Restate the records in their entirety, word for word.
## start
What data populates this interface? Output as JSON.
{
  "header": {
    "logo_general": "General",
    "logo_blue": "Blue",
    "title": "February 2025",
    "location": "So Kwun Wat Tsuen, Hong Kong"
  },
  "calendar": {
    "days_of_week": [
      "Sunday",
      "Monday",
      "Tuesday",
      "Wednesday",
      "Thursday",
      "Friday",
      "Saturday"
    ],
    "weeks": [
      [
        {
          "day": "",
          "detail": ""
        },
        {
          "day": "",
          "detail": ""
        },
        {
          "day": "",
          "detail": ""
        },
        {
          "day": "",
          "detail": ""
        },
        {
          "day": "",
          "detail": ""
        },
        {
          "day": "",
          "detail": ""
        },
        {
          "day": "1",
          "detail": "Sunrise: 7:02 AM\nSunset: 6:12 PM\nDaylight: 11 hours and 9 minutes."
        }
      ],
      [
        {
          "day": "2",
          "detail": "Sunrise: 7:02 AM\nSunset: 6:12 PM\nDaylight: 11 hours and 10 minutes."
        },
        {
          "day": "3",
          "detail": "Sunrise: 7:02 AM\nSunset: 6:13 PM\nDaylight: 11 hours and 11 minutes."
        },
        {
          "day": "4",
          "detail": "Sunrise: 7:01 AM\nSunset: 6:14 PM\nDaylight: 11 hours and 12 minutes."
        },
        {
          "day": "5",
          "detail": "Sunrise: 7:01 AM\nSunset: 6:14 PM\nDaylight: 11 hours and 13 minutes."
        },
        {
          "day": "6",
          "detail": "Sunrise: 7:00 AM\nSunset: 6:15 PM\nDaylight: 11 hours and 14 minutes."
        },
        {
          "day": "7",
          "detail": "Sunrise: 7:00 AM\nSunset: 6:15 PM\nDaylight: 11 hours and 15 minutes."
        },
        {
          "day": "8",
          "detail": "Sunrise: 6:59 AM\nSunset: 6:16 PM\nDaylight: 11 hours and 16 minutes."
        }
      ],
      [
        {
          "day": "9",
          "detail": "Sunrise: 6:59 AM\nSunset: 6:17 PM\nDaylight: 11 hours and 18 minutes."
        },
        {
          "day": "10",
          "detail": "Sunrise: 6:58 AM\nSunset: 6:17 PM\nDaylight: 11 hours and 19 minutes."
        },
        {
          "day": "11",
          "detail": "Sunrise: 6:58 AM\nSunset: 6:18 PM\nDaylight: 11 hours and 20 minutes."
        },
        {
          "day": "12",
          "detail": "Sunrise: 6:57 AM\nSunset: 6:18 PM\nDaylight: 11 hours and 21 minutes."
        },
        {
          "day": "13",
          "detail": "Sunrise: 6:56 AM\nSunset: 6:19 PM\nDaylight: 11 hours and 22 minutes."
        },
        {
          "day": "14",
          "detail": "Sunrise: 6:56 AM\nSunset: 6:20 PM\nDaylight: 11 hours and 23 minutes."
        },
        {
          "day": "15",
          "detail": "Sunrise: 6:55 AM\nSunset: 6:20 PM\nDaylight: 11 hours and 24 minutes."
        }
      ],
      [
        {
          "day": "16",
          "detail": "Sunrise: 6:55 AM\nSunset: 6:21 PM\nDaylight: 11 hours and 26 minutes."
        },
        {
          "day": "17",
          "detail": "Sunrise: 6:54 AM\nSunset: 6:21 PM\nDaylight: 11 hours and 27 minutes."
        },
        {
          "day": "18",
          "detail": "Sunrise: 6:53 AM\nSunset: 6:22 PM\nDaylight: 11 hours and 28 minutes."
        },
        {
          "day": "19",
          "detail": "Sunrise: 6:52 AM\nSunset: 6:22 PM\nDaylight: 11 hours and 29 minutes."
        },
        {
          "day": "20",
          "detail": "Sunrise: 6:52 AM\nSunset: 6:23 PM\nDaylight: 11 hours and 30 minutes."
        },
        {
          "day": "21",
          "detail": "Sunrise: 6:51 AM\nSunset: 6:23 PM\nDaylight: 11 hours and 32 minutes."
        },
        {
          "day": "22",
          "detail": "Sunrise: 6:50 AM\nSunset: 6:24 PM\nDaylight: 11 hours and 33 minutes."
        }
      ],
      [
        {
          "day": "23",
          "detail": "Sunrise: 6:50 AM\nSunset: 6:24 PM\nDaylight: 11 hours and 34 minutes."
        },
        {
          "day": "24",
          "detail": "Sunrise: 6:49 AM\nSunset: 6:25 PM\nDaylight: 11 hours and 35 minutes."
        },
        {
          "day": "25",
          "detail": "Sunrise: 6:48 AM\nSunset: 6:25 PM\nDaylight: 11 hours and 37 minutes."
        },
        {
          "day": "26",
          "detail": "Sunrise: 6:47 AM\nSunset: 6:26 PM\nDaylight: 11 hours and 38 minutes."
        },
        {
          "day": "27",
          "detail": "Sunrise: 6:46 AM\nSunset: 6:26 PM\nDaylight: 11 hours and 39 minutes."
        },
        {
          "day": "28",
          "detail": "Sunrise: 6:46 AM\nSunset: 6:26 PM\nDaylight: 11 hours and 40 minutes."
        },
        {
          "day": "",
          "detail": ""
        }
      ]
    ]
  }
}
## end
▶ _SOLUTION TO THIS EXERCISE_
What data populates this interface? Output as JSON.
{
  "header": {
    "logo_general": "General",
    "logo_blue": "Blue",
    "title": "February 2025",
    "location": "So Kwun Wat Tsuen, Hong Kong"
  },
  "calendar": {
    "days_of_week": [
      "Sunday",
      "Monday",
      "Tuesday",
      "Wednesday",
      "Thursday",
      "Friday",
      "Saturday"
    ],
    "weeks": [
      [
        {
          "day": "",
          "detail": ""
        },
        {
          "day": "",
          "detail": ""
        },
        {
          "day": "",
          "detail": ""
        },
        {
          "day": "",
          "detail": ""
        },
        {
          "day": "",
          "detail": ""
        },
        {
          "day": "",
          "detail": ""
        },
        {
          "day": "1",
          "detail": "Sunrise: 7:02 AM\nSunset: 6:12 PM\nDaylight: 11 hours and 9 minutes."
        }
      ],
      [
        {
          "day": "2",
          "detail": "Sunrise: 7:02 AM\nSunset: 6:12 PM\nDaylight: 11 hours and 10 minutes."
        },
        {
          "day": "3",
          "detail": "Sunrise: 7:02 AM\nSunset: 6:13 PM\nDaylight: 11 hours and 11 minutes."
        },
        {
          "day": "4",
          "detail": "Sunrise: 7:01 AM\nSunset: 6:14 PM\nDaylight: 11 hours and 12 minutes."
        },
        {
          "day": "5",
          "detail": "Sunrise: 7:01 AM\nSunset: 6:14 PM\nDaylight: 11 hours and 13 minutes."
        },
        {
          "day": "6",
          "detail": "Sunrise: 7:00 AM\nSunset: 6:15 PM\nDaylight: 11 hours and 14 minutes."
        },
        {
          "day": "7",
          "detail": "Sunrise: 7:00 AM\nSunset: 6:15 PM\nDaylight: 11 hours and 15 minutes."
        },
        {
          "day": "8",
          "detail": "Sunrise: 6:59 AM\nSunset: 6:16 PM\nDaylight: 11 hours and 16 minutes."
        }
      ],
      [
        {
          "day": "9",
          "detail": "Sunrise: 6:59 AM\nSunset: 6:17 PM\nDaylight: 11 hours and 18 minutes."
        },
        {
          "day": "10",
          "detail": "Sunrise: 6:58 AM\nSunset: 6:17 PM\nDaylight: 11 hours and 19 minutes."
        },
        {
          "day": "11",
          "detail": "Sunrise: 6:58 AM\nSunset: 6:18 PM\nDaylight: 11 hours and 20 minutes."
        },
        {
          "day": "12",
          "detail": "Sunrise: 6:57 AM\nSunset: 6:18 PM\nDaylight: 11 hours and 21 minutes."
        },
        {
          "day": "13",
          "detail": "Sunrise: 6:56 AM\nSunset: 6:19 PM\nDaylight: 11 hours and 22 minutes."
        },
        {
          "day": "14",
          "detail": "Sunrise: 6:56 AM\nSunset: 6:20 PM\nDaylight: 11 hours and 23 minutes."
        },
        {
          "day": "15",
          "detail": "Sunrise: 6:55 AM\nSunset: 6:20 PM\nDaylight: 11 hours and 24 minutes."
        }
      ],
      [
        {
          "day": "16",
          "detail": "Sunrise: 6:55 AM\nSunset: 6:21 PM\nDaylight: 11 hours and 26 minutes."
        },
        {
          "day": "17",
          "detail": "Sunrise: 6:54 AM\nSunset: 6:21 PM\nDaylight: 11 hours and 27 minutes."
        },
        {
          "day": "18",
          "detail": "Sunrise: 6:53 AM\nSunset: 6:22 PM\nDaylight: 11 hours and 28 minutes."
        },
        {
          "day": "19",
          "detail": "Sunrise: 6:52 AM\nSunset: 6:22 PM\nDaylight: 11 hours and 29 minutes."
        },
        {
          "day": "20",
          "detail": "Sunrise: 6:52 AM\nSunset: 6:23 PM\nDaylight: 11 hours and 30 minutes."
        },
        {
          "day": "21",
          "detail": "Sunrise: 6:51 AM\nSunset: 6:23 PM\nDaylight: 11 hours and 32 minutes."
        },
        {
          "day": "22",
          "detail": "Sunrise: 6:50 AM\nSunset: 6:24 PM\nDaylight: 11 hours and 33 minutes."
        }
      ],
      [
        {
          "day": "23",
          "detail": "Sunrise: 6:50 AM\nSunset: 6:24 PM\nDaylight: 11 hours and 34 minutes."
        },
        {
          "day": "24",
          "detail": "Sunrise: 6:49 AM\nSunset: 6:25 PM\nDaylight: 11 hours and 35 minutes."
        },
        {
          "day": "25",
          "detail": "Sunrise: 6:48 AM\nSunset: 6:25 PM\nDaylight: 11 hours and 37 minutes."
        },
        {
          "day": "26",
          "detail": "Sunrise: 6:47 AM\nSunset: 6:26 PM\nDaylight: 11 hours and 38 minutes."
        },
        {
          "day": "27",
          "detail": "Sunrise: 6:46 AM\nSunset: 6:26 PM\nDaylight: 11 hours and 39 minutes."
        },
        {
          "day": "28",
          "detail": "Sunrise: 6:46 AM\nSunset: 6:26 PM\nDaylight: 11 hours and 40 minutes."
        },
        {
          "day": "",
          "detail": ""
        }
      ]
    ]
  }
}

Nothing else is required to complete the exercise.